> **SUPPLIED MATERIAL**:
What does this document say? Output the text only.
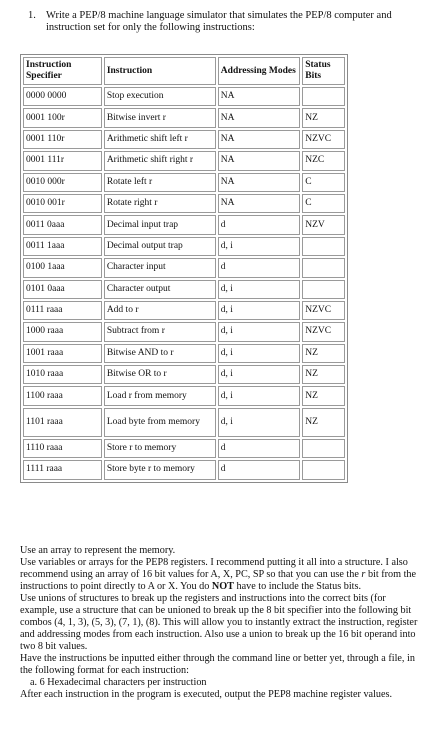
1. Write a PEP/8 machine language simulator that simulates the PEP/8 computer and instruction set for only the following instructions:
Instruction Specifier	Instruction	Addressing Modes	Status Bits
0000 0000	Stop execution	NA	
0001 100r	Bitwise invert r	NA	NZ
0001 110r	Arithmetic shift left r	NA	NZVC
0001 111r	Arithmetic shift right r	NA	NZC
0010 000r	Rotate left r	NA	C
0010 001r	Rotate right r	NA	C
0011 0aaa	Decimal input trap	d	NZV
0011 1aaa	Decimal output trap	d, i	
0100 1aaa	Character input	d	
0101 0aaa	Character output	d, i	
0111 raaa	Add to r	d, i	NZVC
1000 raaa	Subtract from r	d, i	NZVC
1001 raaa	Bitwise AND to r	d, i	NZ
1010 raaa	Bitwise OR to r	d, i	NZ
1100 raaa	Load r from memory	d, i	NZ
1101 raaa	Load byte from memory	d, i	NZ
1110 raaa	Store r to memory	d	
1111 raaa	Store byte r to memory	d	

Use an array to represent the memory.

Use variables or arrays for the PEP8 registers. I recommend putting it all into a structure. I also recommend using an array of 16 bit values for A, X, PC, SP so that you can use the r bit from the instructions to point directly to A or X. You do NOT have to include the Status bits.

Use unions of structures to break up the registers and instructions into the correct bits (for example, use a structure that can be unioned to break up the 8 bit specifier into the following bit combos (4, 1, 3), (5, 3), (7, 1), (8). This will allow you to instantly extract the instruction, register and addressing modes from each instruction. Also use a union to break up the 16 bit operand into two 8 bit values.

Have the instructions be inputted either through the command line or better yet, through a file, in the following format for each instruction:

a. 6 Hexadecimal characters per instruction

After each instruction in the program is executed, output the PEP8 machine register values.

* * *

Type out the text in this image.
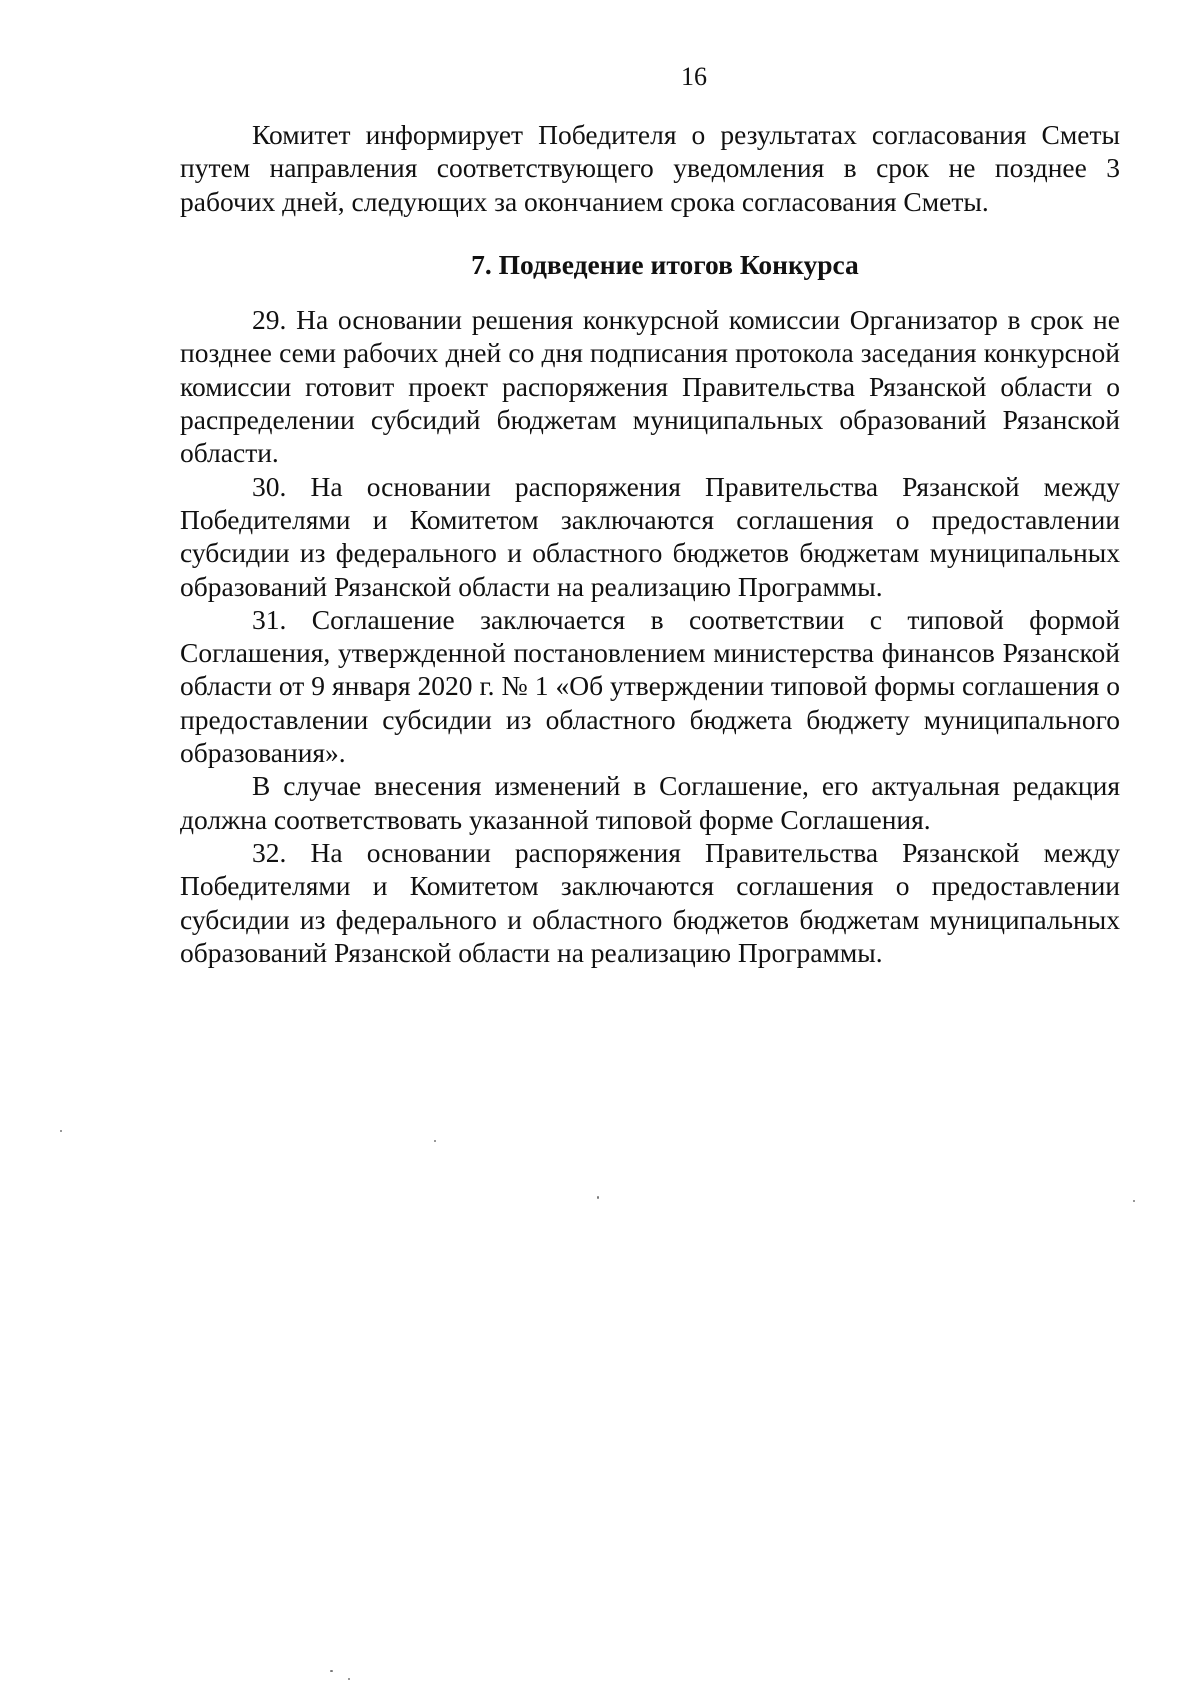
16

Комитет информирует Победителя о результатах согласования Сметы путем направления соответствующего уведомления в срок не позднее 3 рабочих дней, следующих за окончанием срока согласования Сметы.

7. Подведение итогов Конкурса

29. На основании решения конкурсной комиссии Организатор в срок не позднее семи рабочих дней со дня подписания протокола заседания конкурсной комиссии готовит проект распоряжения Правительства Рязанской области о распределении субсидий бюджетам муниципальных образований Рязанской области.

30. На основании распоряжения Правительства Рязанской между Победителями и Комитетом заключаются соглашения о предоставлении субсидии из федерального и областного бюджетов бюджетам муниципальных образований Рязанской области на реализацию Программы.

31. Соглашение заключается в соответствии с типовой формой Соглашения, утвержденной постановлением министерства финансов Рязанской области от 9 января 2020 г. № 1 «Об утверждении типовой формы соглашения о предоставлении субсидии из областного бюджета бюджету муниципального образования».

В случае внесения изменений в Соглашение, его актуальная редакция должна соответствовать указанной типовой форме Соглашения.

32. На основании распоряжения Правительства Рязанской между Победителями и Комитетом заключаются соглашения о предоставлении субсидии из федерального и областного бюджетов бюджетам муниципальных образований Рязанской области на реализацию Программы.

--

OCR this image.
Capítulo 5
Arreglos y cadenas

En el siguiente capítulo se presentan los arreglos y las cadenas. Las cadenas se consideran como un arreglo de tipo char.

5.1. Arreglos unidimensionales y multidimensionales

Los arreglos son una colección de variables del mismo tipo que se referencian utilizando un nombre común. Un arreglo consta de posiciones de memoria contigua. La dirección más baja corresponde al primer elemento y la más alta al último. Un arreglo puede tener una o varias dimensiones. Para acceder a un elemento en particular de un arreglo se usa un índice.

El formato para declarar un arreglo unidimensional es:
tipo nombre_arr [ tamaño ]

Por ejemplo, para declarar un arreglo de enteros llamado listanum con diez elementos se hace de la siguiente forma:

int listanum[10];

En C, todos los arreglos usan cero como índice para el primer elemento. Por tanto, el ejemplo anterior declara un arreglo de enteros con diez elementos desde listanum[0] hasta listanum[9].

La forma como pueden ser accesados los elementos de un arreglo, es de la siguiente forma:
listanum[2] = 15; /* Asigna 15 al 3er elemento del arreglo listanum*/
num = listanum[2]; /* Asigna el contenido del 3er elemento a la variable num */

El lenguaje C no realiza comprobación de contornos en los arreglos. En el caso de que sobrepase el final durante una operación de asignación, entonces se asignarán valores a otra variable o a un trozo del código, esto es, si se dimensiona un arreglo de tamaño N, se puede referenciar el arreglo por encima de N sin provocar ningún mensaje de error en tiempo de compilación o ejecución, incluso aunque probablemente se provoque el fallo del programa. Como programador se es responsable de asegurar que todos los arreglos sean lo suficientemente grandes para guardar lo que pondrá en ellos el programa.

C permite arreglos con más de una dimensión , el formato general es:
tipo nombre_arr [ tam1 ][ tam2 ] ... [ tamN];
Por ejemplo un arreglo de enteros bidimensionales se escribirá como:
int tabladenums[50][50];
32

> **TASK TO CARRY OUT**:
Only a number is needed: how many lines of the material above contain "array"?

> **FINAL ANSWER**:
2